# [STATED PROBLEM]
Copy out the listing exactly.

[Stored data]

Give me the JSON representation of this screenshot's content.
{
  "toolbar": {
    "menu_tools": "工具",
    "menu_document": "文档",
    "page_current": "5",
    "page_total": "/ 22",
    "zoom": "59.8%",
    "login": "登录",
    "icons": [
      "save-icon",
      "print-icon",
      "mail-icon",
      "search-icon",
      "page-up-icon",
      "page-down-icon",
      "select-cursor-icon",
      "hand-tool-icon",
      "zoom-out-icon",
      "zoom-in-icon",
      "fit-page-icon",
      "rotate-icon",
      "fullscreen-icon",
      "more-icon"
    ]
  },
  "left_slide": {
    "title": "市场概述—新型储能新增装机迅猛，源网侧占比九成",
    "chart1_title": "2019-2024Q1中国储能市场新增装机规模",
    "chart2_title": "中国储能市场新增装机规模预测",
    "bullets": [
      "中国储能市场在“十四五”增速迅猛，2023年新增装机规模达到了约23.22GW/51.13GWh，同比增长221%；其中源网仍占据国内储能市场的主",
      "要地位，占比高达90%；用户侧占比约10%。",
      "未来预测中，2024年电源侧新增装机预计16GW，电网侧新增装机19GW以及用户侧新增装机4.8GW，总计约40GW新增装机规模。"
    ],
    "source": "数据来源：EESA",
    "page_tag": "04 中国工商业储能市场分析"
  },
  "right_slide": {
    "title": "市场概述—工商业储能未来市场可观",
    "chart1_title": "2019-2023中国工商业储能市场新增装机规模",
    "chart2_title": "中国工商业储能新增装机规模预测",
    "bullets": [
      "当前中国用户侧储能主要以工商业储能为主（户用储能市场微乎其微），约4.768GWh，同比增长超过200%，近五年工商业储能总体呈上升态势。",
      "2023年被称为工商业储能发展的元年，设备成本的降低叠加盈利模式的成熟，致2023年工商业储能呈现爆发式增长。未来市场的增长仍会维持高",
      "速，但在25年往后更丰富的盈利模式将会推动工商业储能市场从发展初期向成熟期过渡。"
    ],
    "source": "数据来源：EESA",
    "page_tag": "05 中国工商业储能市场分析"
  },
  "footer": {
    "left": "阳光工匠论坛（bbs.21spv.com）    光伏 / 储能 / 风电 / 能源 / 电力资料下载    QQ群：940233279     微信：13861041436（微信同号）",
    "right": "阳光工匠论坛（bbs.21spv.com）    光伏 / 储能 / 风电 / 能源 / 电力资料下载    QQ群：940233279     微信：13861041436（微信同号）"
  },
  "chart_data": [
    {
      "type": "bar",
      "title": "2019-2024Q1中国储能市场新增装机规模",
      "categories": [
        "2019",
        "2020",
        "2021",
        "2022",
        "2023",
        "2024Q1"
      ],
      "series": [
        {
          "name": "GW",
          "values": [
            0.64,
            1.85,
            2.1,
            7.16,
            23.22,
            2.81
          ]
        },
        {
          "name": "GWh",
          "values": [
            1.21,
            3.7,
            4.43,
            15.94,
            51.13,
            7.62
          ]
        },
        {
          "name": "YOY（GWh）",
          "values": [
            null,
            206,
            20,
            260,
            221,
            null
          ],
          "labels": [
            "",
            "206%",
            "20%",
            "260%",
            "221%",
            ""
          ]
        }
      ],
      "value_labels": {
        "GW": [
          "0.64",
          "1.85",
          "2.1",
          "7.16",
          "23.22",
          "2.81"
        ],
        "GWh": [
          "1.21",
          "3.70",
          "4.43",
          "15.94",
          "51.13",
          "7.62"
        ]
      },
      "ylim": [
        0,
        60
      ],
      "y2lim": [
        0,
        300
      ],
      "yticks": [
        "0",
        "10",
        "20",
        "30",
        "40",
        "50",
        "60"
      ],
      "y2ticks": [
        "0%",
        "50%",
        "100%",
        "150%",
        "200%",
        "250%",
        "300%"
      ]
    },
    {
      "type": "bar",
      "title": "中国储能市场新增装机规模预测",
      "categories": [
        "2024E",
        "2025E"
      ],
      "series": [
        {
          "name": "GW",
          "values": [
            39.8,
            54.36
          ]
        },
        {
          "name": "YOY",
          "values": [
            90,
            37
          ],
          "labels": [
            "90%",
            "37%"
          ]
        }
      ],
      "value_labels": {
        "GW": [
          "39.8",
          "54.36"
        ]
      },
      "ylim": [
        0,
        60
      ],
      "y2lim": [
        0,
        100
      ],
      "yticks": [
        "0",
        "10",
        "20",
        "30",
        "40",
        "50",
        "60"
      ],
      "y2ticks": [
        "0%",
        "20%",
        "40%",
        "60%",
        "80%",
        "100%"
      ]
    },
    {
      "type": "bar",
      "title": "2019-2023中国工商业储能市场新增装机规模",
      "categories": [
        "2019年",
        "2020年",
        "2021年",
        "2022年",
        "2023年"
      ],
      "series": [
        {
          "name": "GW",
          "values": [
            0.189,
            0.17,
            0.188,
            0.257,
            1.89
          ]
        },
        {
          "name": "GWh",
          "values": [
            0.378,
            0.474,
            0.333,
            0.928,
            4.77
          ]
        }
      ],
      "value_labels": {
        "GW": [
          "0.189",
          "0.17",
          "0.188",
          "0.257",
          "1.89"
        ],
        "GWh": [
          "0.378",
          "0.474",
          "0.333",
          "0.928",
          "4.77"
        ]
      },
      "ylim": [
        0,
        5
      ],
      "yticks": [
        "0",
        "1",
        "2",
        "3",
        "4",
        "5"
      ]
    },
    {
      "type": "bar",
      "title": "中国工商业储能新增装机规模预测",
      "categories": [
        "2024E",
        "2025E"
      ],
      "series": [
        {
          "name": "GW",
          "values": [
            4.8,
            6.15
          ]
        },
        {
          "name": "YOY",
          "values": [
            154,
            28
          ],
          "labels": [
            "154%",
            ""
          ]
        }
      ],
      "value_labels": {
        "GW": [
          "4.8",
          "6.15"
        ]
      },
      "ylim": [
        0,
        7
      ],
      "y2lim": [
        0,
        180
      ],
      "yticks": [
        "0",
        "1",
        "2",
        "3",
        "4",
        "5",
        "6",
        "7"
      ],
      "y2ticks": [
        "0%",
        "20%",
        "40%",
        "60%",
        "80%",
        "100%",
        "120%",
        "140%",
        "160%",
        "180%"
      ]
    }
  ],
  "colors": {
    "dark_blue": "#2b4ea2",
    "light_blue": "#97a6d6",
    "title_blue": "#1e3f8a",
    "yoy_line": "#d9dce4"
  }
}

# [SOLUTION TO THIS TASK]
Give me the JSON representation of this screenshot's content.
{
  "toolbar": {
    "menu_tools": "工具",
    "menu_document": "文档",
    "page_current": "5",
    "page_total": "/ 22",
    "zoom": "59.8%",
    "login": "登录",
    "icons": [
      "save-icon",
      "print-icon",
      "mail-icon",
      "search-icon",
      "page-up-icon",
      "page-down-icon",
      "select-cursor-icon",
      "hand-tool-icon",
      "zoom-out-icon",
      "zoom-in-icon",
      "fit-page-icon",
      "rotate-icon",
      "fullscreen-icon",
      "more-icon"
    ]
  },
  "left_slide": {
    "title": "市场概述—新型储能新增装机迅猛，源网侧占比九成",
    "chart1_title": "2019-2024Q1中国储能市场新增装机规模",
    "chart2_title": "中国储能市场新增装机规模预测",
    "bullets": [
      "中国储能市场在“十四五”增速迅猛，2023年新增装机规模达到了约23.22GW/51.13GWh，同比增长221%；其中源网仍占据国内储能市场的主",
      "要地位，占比高达90%；用户侧占比约10%。",
      "未来预测中，2024年电源侧新增装机预计16GW，电网侧新增装机19GW以及用户侧新增装机4.8GW，总计约40GW新增装机规模。"
    ],
    "source": "数据来源：EESA",
    "page_tag": "04 中国工商业储能市场分析"
  },
  "right_slide": {
    "title": "市场概述—工商业储能未来市场可观",
    "chart1_title": "2019-2023中国工商业储能市场新增装机规模",
    "chart2_title": "中国工商业储能新增装机规模预测",
    "bullets": [
      "当前中国用户侧储能主要以工商业储能为主（户用储能市场微乎其微），约4.768GWh，同比增长超过200%，近五年工商业储能总体呈上升态势。",
      "2023年被称为工商业储能发展的元年，设备成本的降低叠加盈利模式的成熟，致2023年工商业储能呈现爆发式增长。未来市场的增长仍会维持高",
      "速，但在25年往后更丰富的盈利模式将会推动工商业储能市场从发展初期向成熟期过渡。"
    ],
    "source": "数据来源：EESA",
    "page_tag": "05 中国工商业储能市场分析"
  },
  "footer": {
    "left": "阳光工匠论坛（bbs.21spv.com）    光伏 / 储能 / 风电 / 能源 / 电力资料下载    QQ群：940233279     微信：13861041436（微信同号）",
    "right": "阳光工匠论坛（bbs.21spv.com）    光伏 / 储能 / 风电 / 能源 / 电力资料下载    QQ群：940233279     微信：13861041436（微信同号）"
  },
  "chart_data": [
    {
      "type": "bar",
      "title": "2019-2024Q1中国储能市场新增装机规模",
      "categories": [
        "2019",
        "2020",
        "2021",
        "2022",
        "2023",
        "2024Q1"
      ],
      "series": [
        {
          "name": "GW",
          "values": [
            0.64,
            1.85,
            2.1,
            7.16,
            23.22,
            2.81
          ]
        },
        {
          "name": "GWh",
          "values": [
            1.21,
            3.7,
            4.43,
            15.94,
            51.13,
            7.62
          ]
        },
        {
          "name": "YOY（GWh）",
          "values": [
            null,
            206,
            20,
            260,
            221,
            null
          ],
          "labels": [
            "",
            "206%",
            "20%",
            "260%",
            "221%",
            ""
          ]
        }
      ],
      "value_labels": {
        "GW": [
          "0.64",
          "1.85",
          "2.1",
          "7.16",
          "23.22",
          "2.81"
        ],
        "GWh": [
          "1.21",
          "3.70",
          "4.43",
          "15.94",
          "51.13",
          "7.62"
        ]
      },
      "ylim": [
        0,
        60
      ],
      "y2lim": [
        0,
        300
      ],
      "yticks": [
        "0",
        "10",
        "20",
        "30",
        "40",
        "50",
        "60"
      ],
      "y2ticks": [
        "0%",
        "50%",
        "100%",
        "150%",
        "200%",
        "250%",
        "300%"
      ]
    },
    {
      "type": "bar",
      "title": "中国储能市场新增装机规模预测",
      "categories": [
        "2024E",
        "2025E"
      ],
      "series": [
        {
          "name": "GW",
          "values": [
            39.8,
            54.36
          ]
        },
        {
          "name": "YOY",
          "values": [
            90,
            37
          ],
          "labels": [
            "90%",
            "37%"
          ]
        }
      ],
      "value_labels": {
        "GW": [
          "39.8",
          "54.36"
        ]
      },
      "ylim": [
        0,
        60
      ],
      "y2lim": [
        0,
        100
      ],
      "yticks": [
        "0",
        "10",
        "20",
        "30",
        "40",
        "50",
        "60"
      ],
      "y2ticks": [
        "0%",
        "20%",
        "40%",
        "60%",
        "80%",
        "100%"
      ]
    },
    {
      "type": "bar",
      "title": "2019-2023中国工商业储能市场新增装机规模",
      "categories": [
        "2019年",
        "2020年",
        "2021年",
        "2022年",
        "2023年"
      ],
      "series": [
        {
          "name": "GW",
          "values": [
            0.189,
            0.17,
            0.188,
            0.257,
            1.89
          ]
        },
        {
          "name": "GWh",
          "values": [
            0.378,
            0.474,
            0.333,
            0.928,
            4.77
          ]
        }
      ],
      "value_labels": {
        "GW": [
          "0.189",
          "0.17",
          "0.188",
          "0.257",
          "1.89"
        ],
        "GWh": [
          "0.378",
          "0.474",
          "0.333",
          "0.928",
          "4.77"
        ]
      },
      "ylim": [
        0,
        5
      ],
      "yticks": [
        "0",
        "1",
        "2",
        "3",
        "4",
        "5"
      ]
    },
    {
      "type": "bar",
      "title": "中国工商业储能新增装机规模预测",
      "categories": [
        "2024E",
        "2025E"
      ],
      "series": [
        {
          "name": "GW",
          "values": [
            4.8,
            6.15
          ]
        },
        {
          "name": "YOY",
          "values": [
            154,
            28
          ],
          "labels": [
            "154%",
            ""
          ]
        }
      ],
      "value_labels": {
        "GW": [
          "4.8",
          "6.15"
        ]
      },
      "ylim": [
        0,
        7
      ],
      "y2lim": [
        0,
        180
      ],
      "yticks": [
        "0",
        "1",
        "2",
        "3",
        "4",
        "5",
        "6",
        "7"
      ],
      "y2ticks": [
        "0%",
        "20%",
        "40%",
        "60%",
        "80%",
        "100%",
        "120%",
        "140%",
        "160%",
        "180%"
      ]
    }
  ],
  "colors": {
    "dark_blue": "#2b4ea2",
    "light_blue": "#97a6d6",
    "title_blue": "#1e3f8a",
    "yoy_line": "#d9dce4"
  }
}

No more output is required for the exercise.